* Task to complete: Look through the data below. Collect every line where the word "一季报增长" occurs.
..........
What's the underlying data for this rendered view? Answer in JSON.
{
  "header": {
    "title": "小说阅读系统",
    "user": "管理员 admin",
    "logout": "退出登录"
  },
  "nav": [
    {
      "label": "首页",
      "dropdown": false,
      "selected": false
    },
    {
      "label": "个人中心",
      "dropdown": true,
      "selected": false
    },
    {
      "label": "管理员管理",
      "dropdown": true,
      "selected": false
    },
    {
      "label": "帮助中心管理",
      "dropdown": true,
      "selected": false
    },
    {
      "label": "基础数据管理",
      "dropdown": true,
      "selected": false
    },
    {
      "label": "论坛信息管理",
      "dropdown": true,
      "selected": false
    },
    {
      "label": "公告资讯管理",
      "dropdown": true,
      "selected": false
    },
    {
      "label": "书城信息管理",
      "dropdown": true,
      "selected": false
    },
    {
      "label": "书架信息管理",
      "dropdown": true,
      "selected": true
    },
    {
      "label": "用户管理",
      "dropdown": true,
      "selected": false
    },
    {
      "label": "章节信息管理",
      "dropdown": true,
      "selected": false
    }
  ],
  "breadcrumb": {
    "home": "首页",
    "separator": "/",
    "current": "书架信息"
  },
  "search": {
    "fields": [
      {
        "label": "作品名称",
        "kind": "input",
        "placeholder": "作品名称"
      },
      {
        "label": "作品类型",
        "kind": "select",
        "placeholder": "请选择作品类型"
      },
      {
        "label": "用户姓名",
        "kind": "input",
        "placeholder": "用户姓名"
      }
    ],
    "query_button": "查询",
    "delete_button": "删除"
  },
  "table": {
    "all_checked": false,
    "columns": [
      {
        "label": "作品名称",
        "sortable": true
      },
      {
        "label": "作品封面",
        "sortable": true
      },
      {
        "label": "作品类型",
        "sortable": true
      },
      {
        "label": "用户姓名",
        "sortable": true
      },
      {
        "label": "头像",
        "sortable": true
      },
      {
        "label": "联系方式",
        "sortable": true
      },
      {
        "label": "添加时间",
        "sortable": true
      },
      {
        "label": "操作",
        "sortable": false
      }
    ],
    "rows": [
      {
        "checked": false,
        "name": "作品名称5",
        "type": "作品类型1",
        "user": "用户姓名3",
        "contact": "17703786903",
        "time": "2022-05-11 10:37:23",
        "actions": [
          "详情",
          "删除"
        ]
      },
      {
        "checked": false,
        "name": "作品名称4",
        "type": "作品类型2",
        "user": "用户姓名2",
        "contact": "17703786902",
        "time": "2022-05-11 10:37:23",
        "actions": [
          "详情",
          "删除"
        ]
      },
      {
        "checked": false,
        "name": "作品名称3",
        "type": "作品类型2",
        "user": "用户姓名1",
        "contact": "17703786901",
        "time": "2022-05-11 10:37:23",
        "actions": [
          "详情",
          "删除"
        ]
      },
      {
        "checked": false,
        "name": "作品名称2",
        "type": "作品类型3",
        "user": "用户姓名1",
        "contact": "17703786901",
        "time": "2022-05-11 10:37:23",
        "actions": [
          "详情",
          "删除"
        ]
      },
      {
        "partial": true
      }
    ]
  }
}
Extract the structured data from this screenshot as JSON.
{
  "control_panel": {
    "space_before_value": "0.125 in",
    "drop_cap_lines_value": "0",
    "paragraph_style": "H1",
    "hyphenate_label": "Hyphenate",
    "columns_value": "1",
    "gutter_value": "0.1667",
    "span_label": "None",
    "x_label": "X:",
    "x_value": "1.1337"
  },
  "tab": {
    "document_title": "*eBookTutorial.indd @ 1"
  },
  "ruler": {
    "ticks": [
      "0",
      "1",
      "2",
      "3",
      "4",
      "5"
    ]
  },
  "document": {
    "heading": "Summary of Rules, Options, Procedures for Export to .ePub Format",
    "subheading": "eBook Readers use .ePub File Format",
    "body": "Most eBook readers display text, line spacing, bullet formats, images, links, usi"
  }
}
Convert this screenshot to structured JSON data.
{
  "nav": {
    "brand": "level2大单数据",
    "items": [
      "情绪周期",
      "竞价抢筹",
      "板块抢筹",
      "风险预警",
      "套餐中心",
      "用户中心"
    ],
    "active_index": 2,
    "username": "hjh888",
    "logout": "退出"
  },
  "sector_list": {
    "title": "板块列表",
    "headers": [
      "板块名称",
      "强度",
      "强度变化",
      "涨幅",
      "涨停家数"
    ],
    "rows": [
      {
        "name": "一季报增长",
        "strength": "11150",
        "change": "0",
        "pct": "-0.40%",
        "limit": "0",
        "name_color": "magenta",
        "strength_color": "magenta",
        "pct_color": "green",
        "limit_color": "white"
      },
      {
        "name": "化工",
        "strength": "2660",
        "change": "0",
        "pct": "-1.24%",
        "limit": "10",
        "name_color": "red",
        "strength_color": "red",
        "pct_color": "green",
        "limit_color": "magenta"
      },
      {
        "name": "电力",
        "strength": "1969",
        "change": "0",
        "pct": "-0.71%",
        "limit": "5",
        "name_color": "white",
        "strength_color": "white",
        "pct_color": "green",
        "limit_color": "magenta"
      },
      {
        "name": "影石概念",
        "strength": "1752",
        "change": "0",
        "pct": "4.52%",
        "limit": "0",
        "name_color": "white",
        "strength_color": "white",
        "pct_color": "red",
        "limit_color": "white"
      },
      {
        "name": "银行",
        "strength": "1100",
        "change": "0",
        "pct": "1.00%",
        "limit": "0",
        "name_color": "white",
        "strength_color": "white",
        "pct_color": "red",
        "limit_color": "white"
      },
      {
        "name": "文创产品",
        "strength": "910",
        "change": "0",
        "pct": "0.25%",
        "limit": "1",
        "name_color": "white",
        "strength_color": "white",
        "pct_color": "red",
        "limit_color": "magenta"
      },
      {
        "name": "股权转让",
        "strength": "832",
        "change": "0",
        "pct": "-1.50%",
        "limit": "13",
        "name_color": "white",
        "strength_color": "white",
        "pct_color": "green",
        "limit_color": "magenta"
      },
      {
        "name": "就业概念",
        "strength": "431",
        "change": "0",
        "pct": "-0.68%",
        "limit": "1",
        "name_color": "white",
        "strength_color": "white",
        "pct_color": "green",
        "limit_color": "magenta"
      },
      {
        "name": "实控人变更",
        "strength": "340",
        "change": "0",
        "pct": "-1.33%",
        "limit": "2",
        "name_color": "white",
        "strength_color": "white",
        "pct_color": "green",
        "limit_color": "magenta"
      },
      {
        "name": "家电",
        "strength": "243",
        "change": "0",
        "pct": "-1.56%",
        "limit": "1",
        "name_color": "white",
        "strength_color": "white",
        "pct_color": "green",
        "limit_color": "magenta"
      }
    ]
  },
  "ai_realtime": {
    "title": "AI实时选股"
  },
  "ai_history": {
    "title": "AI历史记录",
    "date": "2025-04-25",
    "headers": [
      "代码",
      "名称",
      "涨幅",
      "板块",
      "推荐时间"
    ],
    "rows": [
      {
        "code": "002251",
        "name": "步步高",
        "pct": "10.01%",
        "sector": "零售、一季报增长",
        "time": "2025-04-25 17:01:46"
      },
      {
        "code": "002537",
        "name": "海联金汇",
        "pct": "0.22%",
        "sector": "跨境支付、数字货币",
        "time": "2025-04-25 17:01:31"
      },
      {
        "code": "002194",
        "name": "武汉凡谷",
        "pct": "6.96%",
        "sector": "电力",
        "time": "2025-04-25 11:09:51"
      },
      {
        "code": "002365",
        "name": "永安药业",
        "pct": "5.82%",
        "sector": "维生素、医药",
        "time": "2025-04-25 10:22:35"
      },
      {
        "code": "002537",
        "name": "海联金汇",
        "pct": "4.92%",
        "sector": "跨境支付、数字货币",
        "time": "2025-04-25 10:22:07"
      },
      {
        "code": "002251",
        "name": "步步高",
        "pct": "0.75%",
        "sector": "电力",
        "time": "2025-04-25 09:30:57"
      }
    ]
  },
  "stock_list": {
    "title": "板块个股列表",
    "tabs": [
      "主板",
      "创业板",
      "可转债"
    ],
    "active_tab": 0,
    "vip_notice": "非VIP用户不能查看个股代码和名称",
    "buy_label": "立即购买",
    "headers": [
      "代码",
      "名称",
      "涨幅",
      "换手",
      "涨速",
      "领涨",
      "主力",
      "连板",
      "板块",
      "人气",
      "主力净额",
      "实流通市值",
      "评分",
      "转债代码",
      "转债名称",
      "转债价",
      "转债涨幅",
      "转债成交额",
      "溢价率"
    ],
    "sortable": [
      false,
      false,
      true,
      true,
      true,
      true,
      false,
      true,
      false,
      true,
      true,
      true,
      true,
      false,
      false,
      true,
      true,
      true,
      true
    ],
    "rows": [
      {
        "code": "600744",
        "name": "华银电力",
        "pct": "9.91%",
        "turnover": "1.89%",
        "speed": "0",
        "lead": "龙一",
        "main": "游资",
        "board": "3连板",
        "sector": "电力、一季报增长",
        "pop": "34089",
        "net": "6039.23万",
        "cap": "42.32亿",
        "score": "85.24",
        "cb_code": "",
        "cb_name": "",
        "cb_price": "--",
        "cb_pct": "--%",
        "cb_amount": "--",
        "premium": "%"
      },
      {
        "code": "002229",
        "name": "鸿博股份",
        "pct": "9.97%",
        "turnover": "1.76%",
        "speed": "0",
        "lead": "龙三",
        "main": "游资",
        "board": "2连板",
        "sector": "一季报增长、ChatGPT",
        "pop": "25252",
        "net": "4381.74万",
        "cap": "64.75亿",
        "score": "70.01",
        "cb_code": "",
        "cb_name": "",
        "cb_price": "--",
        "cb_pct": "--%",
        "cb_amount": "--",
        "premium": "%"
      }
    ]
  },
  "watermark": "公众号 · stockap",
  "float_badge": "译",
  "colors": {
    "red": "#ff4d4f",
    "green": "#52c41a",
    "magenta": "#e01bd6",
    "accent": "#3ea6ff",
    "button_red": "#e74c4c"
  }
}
..........
* Answer for the task:
        "name": "一季报增长",
        "sector": "零售、一季报增长",
        "sector": "电力、一季报增长",
        "sector": "一季报增长、ChatGPT",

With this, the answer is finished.